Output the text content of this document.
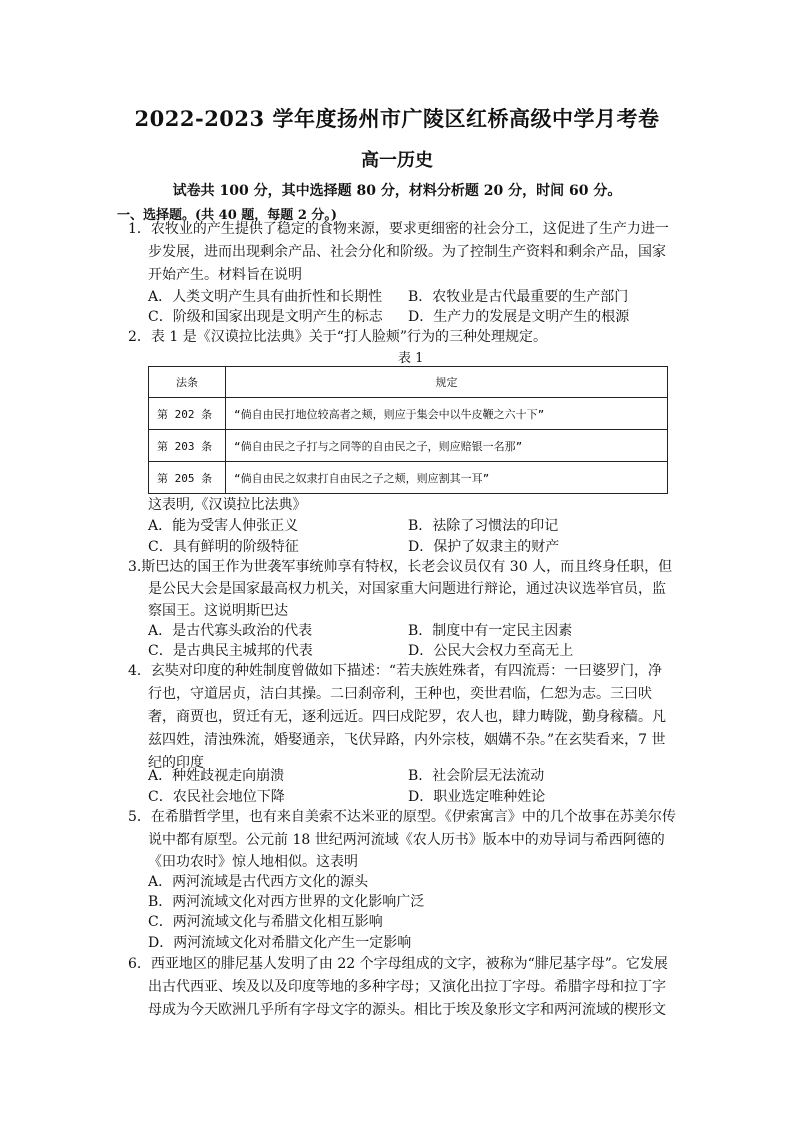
2022-2023 学年度扬州市广陵区红桥高级中学月考卷
高一历史
试卷共 100 分，其中选择题 80 分，材料分析题 20 分，时间 60 分。
一、选择题。(共 40 题，每题 2 分。)
1．农牧业的产生提供了稳定的食物来源，要求更细密的社会分工，这促进了生产力进一
步发展，进而出现剩余产品、社会分化和阶级。为了控制生产资料和剩余产品，国家
开始产生。材料旨在说明
A．人类文明产生具有曲折性和长期性 B．农牧业是古代最重要的生产部门
C．阶级和国家出现是文明产生的标志 D．生产力的发展是文明产生的根源
2．表 1 是《汉谟拉比法典》关于“打人脸颊”行为的三种处理规定。
表 1
法条	规定
第 202 条	“倘自由民打地位较高者之颊，则应于集会中以牛皮鞭之六十下”
第 203 条	“倘自由民之子打与之同等的自由民之子，则应赔银一名那”
第 205 条	“倘自由民之奴隶打自由民之子之颊，则应割其一耳”
这表明,《汉谟拉比法典》
A．能为受害人伸张正义	B．祛除了习惯法的印记
C．具有鲜明的阶级特征	D．保护了奴隶主的财产
3.斯巴达的国王作为世袭军事统帅享有特权，长老会议员仅有 30 人，而且终身任职，但
是公民大会是国家最高权力机关，对国家重大问题进行辩论，通过决议选举官员，监
察国王。这说明斯巴达
A．是古代寡头政治的代表	B．制度中有一定民主因素
C．是古典民主城邦的代表	D．公民大会权力至高无上
4．玄奘对印度的种姓制度曾做如下描述：“若夫族姓殊者，有四流焉：一曰婆罗门，净
行也，守道居贞，洁白其操。二曰刹帝利，王种也，奕世君临，仁恕为志。三曰吠
奢，商贾也，贸迁有无，逐利远近。四曰戍陀罗，农人也，肆力畴陇，勤身稼穑。凡
兹四姓，清浊殊流，婚娶通亲，飞伏异路，内外宗枝，姻媾不杂。”在玄奘看来，7 世
纪的印度
A．种姓歧视走向崩溃	B．社会阶层无法流动
C．农民社会地位下降	D．职业选定唯种姓论
5．在希腊哲学里，也有来自美索不达米亚的原型。《伊索寓言》中的几个故事在苏美尔传
说中都有原型。公元前 18 世纪两河流域《农人历书》版本中的劝导词与希西阿德的
《田功农时》惊人地相似。这表明
A．两河流域是古代西方文化的源头
B．两河流域文化对西方世界的文化影响广泛
C．两河流域文化与希腊文化相互影响
D．两河流域文化对希腊文化产生一定影响
6．西亚地区的腓尼基人发明了由 22 个字母组成的文字，被称为“腓尼基字母”。它发展
出古代西亚、埃及以及印度等地的多种字母；又演化出拉丁字母。希腊字母和拉丁字
母成为今天欧洲几乎所有字母文字的源头。相比于埃及象形文字和两河流域的楔形文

###

> **What to work on**
The records shown above are to be repeated exactly, with the pictures left out.

> **Result**
Output the text content of this document.
2022-2023 学年度扬州市广陵区红桥高级中学月考卷
高一历史
试卷共 100 分，其中选择题 80 分，材料分析题 20 分，时间 60 分。
一、选择题。(共 40 题，每题 2 分。)
1．农牧业的产生提供了稳定的食物来源，要求更细密的社会分工，这促进了生产力进一
步发展，进而出现剩余产品、社会分化和阶级。为了控制生产资料和剩余产品，国家
开始产生。材料旨在说明
A．人类文明产生具有曲折性和长期性 B．农牧业是古代最重要的生产部门
C．阶级和国家出现是文明产生的标志 D．生产力的发展是文明产生的根源
2．表 1 是《汉谟拉比法典》关于“打人脸颊”行为的三种处理规定。
表 1
法条	规定
第 202 条	“倘自由民打地位较高者之颊，则应于集会中以牛皮鞭之六十下”
第 203 条	“倘自由民之子打与之同等的自由民之子，则应赔银一名那”
第 205 条	“倘自由民之奴隶打自由民之子之颊，则应割其一耳”
这表明,《汉谟拉比法典》
A．能为受害人伸张正义	B．祛除了习惯法的印记
C．具有鲜明的阶级特征	D．保护了奴隶主的财产
3.斯巴达的国王作为世袭军事统帅享有特权，长老会议员仅有 30 人，而且终身任职，但
是公民大会是国家最高权力机关，对国家重大问题进行辩论，通过决议选举官员，监
察国王。这说明斯巴达
A．是古代寡头政治的代表	B．制度中有一定民主因素
C．是古典民主城邦的代表	D．公民大会权力至高无上
4．玄奘对印度的种姓制度曾做如下描述：“若夫族姓殊者，有四流焉：一曰婆罗门，净
行也，守道居贞，洁白其操。二曰刹帝利，王种也，奕世君临，仁恕为志。三曰吠
奢，商贾也，贸迁有无，逐利远近。四曰戍陀罗，农人也，肆力畴陇，勤身稼穑。凡
兹四姓，清浊殊流，婚娶通亲，飞伏异路，内外宗枝，姻媾不杂。”在玄奘看来，7 世
纪的印度
A．种姓歧视走向崩溃	B．社会阶层无法流动
C．农民社会地位下降	D．职业选定唯种姓论
5．在希腊哲学里，也有来自美索不达米亚的原型。《伊索寓言》中的几个故事在苏美尔传
说中都有原型。公元前 18 世纪两河流域《农人历书》版本中的劝导词与希西阿德的
《田功农时》惊人地相似。这表明
A．两河流域是古代西方文化的源头
B．两河流域文化对西方世界的文化影响广泛
C．两河流域文化与希腊文化相互影响
D．两河流域文化对希腊文化产生一定影响
6．西亚地区的腓尼基人发明了由 22 个字母组成的文字，被称为“腓尼基字母”。它发展
出古代西亚、埃及以及印度等地的多种字母；又演化出拉丁字母。希腊字母和拉丁字
母成为今天欧洲几乎所有字母文字的源头。相比于埃及象形文字和两河流域的楔形文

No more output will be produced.